Start of Records supplied

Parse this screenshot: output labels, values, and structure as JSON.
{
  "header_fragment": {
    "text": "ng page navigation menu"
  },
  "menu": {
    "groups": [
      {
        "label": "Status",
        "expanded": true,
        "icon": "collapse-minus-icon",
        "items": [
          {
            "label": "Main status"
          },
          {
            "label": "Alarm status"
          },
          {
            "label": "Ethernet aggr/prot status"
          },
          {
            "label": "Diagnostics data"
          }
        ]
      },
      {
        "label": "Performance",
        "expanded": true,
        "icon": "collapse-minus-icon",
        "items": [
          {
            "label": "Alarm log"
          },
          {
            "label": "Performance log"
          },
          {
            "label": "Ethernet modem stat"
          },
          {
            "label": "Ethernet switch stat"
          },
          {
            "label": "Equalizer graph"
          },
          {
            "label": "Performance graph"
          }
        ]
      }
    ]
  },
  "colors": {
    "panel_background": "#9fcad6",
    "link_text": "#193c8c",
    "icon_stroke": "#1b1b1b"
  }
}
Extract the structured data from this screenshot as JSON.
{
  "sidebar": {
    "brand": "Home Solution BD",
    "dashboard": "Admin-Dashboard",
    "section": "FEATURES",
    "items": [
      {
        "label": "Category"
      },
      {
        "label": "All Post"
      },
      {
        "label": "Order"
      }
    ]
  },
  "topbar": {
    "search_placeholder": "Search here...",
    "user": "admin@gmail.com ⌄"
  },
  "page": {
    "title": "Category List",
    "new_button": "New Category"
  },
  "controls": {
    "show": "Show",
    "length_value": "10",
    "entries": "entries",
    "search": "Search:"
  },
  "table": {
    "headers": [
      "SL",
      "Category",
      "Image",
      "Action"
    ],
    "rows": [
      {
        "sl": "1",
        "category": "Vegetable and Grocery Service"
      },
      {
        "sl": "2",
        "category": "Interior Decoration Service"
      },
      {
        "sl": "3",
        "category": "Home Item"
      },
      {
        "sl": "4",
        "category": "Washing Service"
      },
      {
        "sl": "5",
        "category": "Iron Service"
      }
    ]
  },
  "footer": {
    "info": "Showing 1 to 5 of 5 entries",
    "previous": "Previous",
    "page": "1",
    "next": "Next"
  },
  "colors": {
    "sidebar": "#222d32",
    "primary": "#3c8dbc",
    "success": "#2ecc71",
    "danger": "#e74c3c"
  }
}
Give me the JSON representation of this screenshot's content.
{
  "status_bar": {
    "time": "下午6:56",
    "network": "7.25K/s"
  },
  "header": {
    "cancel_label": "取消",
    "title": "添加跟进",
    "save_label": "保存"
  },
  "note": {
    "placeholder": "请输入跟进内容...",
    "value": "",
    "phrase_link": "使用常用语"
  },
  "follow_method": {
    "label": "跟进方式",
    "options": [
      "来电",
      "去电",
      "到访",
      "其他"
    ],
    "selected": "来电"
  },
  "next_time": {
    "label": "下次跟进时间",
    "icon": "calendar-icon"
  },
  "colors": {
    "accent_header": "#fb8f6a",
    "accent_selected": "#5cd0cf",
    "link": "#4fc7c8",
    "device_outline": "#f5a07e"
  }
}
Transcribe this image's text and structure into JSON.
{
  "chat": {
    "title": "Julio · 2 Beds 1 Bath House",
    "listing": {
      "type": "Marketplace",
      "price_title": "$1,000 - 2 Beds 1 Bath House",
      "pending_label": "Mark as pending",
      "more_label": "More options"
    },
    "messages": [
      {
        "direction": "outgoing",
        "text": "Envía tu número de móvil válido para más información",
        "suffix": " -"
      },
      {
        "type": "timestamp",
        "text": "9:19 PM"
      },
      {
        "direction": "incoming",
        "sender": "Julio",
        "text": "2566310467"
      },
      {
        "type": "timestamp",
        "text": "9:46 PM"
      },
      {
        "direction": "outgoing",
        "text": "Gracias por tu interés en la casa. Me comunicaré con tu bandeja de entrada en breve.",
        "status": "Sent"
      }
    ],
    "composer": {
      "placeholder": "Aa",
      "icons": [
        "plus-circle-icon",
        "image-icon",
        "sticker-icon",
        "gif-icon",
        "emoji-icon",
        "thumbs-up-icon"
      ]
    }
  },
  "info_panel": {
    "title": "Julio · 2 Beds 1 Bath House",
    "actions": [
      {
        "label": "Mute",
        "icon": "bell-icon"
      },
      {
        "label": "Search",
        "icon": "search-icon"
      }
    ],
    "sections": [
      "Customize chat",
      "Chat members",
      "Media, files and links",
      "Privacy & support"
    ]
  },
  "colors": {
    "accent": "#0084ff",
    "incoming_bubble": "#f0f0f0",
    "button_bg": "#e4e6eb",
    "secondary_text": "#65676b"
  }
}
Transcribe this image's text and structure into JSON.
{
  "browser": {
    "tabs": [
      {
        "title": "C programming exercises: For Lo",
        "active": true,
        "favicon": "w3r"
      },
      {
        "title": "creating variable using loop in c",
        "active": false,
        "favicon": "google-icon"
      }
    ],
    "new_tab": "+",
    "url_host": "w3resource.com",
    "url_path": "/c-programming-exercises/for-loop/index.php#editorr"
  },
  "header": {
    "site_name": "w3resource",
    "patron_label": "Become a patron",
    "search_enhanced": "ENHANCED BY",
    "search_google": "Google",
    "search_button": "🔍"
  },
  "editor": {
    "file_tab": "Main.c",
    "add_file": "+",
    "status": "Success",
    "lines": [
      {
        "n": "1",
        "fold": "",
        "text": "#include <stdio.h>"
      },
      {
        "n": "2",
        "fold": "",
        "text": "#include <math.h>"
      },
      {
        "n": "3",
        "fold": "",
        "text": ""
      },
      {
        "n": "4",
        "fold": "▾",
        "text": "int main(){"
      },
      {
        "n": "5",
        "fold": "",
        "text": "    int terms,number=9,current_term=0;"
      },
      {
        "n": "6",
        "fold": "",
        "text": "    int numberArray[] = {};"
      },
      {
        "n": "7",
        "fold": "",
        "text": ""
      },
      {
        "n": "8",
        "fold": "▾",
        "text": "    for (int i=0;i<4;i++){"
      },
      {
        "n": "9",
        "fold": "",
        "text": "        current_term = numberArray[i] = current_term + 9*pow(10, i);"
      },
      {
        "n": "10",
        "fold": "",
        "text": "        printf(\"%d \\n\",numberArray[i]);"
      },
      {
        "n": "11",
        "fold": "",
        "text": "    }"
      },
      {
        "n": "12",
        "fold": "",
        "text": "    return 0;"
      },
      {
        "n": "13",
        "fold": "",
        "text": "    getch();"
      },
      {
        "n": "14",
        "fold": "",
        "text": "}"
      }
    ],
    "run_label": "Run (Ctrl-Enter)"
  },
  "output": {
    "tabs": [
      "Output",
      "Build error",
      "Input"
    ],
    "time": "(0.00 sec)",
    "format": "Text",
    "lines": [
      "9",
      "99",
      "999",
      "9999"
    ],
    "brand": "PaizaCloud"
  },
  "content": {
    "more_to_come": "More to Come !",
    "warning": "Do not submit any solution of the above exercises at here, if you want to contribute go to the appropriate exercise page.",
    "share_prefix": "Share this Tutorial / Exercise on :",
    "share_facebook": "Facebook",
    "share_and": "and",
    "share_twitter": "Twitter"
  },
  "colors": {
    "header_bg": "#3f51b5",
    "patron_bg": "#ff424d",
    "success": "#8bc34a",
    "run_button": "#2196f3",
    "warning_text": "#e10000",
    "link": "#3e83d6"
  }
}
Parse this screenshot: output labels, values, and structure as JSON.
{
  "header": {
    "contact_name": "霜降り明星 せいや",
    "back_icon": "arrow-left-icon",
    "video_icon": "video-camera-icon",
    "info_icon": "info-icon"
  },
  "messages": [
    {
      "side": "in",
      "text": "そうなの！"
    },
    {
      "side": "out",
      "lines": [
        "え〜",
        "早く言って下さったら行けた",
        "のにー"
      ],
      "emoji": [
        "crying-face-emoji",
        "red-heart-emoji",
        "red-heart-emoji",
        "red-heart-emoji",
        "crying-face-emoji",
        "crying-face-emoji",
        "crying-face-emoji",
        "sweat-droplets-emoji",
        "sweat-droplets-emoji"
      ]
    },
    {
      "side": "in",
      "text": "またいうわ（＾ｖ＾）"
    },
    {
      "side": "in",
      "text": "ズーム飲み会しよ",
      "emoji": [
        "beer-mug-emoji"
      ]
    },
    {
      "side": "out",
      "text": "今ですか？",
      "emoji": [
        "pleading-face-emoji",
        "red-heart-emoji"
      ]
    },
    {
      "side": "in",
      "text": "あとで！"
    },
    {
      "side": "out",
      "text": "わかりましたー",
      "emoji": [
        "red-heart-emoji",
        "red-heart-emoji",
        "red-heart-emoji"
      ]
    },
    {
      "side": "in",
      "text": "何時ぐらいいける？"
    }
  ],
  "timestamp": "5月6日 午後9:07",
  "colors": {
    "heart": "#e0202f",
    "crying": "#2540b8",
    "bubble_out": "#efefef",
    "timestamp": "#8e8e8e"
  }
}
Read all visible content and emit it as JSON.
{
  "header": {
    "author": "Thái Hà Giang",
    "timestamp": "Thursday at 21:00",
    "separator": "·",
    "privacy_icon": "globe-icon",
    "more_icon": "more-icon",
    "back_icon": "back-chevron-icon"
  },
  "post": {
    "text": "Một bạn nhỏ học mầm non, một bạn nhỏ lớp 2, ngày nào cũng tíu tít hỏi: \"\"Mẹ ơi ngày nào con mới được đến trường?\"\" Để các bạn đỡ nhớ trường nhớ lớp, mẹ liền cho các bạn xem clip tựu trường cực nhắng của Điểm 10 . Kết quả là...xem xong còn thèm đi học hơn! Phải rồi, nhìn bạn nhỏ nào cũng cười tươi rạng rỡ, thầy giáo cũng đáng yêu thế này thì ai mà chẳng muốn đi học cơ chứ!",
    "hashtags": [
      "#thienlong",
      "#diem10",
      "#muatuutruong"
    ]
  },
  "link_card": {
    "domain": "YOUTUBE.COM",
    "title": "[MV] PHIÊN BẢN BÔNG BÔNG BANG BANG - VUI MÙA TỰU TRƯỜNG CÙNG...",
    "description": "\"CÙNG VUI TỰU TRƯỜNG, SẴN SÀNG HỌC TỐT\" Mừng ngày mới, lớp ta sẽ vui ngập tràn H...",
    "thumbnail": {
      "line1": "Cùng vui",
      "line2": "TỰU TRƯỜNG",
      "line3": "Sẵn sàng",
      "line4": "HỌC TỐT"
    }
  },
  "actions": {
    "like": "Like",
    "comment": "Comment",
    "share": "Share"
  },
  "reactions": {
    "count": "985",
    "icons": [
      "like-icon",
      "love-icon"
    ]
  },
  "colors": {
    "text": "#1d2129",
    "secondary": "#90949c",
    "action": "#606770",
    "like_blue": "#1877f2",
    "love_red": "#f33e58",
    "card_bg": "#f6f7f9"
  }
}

End of Records supplied

● **Problem requirements**: Filter out every line that lacks the word "exercises", and copy the rest.

● **Expected output**:
        "title": "C programming exercises: For Lo",
    "url_path": "/c-programming-exercises/for-loop/index.php#editorr"
    "warning": "Do not submit any solution of the above exercises at here, if you want to contribute go to the appropriate exercise page.",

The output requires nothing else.